↓↓↓
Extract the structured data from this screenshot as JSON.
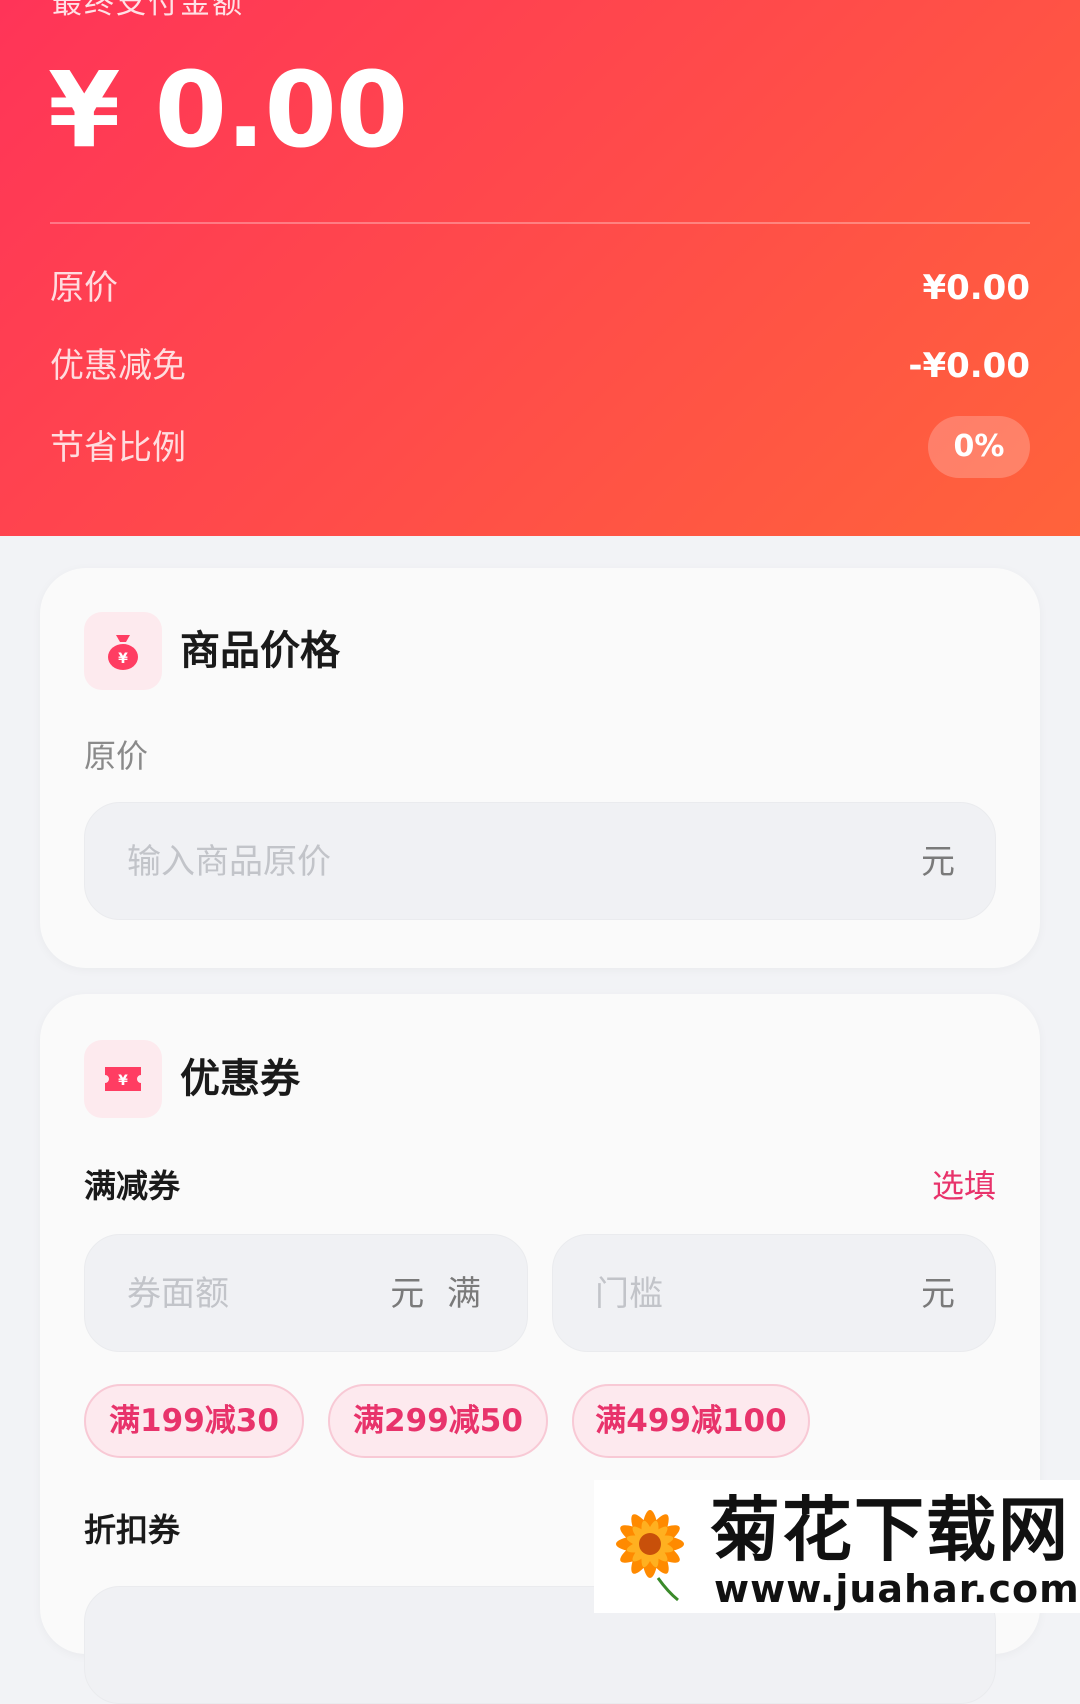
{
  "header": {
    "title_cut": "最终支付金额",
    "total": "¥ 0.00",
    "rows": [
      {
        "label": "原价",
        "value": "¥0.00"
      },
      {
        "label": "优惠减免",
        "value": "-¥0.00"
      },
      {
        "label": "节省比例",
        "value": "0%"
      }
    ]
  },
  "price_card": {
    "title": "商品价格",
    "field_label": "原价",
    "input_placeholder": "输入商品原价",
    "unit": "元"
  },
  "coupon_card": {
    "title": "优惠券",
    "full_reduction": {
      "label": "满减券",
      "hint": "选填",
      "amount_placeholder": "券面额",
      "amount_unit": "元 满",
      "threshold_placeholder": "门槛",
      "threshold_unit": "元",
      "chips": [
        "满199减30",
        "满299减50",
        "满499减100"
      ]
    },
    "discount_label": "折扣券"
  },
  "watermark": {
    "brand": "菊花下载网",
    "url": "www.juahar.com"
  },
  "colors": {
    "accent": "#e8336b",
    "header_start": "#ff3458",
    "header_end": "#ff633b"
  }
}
↑↑↑
> _REQUIREMENT_
Images must not appear in the copy; reproduce everything else in the records verbatim.

> _RESPONSE_
Extract the structured data from this screenshot as JSON.
{
  "header": {
    "title_cut": "最终支付金额",
    "total": "¥ 0.00",
    "rows": [
      {
        "label": "原价",
        "value": "¥0.00"
      },
      {
        "label": "优惠减免",
        "value": "-¥0.00"
      },
      {
        "label": "节省比例",
        "value": "0%"
      }
    ]
  },
  "price_card": {
    "title": "商品价格",
    "field_label": "原价",
    "input_placeholder": "输入商品原价",
    "unit": "元"
  },
  "coupon_card": {
    "title": "优惠券",
    "full_reduction": {
      "label": "满减券",
      "hint": "选填",
      "amount_placeholder": "券面额",
      "amount_unit": "元 满",
      "threshold_placeholder": "门槛",
      "threshold_unit": "元",
      "chips": [
        "满199减30",
        "满299减50",
        "满499减100"
      ]
    },
    "discount_label": "折扣券"
  },
  "watermark": {
    "brand": "菊花下载网",
    "url": "www.juahar.com"
  },
  "colors": {
    "accent": "#e8336b",
    "header_start": "#ff3458",
    "header_end": "#ff633b"
  }
}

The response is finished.